Dataset content »
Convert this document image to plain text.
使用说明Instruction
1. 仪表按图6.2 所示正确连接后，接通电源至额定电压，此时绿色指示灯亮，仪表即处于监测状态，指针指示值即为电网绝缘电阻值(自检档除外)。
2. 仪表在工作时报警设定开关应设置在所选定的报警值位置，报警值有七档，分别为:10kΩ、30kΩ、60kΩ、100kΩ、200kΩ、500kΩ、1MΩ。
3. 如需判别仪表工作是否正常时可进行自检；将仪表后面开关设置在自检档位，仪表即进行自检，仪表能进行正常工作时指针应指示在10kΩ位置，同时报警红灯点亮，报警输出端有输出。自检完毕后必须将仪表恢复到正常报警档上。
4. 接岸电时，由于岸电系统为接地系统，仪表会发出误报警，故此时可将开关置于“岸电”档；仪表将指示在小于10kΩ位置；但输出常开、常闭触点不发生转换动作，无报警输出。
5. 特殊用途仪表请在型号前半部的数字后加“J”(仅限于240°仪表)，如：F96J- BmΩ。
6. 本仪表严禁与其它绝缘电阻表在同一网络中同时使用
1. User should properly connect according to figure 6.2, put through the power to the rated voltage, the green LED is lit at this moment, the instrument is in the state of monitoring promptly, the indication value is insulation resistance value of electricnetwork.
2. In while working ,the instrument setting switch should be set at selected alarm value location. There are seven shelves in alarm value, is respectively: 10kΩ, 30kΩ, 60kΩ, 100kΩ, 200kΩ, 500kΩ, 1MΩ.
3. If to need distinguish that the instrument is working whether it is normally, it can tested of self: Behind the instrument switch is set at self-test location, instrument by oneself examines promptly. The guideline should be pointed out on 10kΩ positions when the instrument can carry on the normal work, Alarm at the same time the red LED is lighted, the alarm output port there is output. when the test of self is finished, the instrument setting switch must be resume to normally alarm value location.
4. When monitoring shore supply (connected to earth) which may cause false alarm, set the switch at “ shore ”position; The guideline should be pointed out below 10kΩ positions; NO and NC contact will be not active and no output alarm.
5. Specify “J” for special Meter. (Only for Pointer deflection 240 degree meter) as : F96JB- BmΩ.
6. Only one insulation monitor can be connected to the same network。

What you are asked to do »
In the records above, find each line holding "Only" and copy it.

Written response »
5. Specify “J” for special Meter. (Only for Pointer deflection 240 degree meter) as : F96JB- BmΩ.
6. Only one insulation monitor can be connected to the same network。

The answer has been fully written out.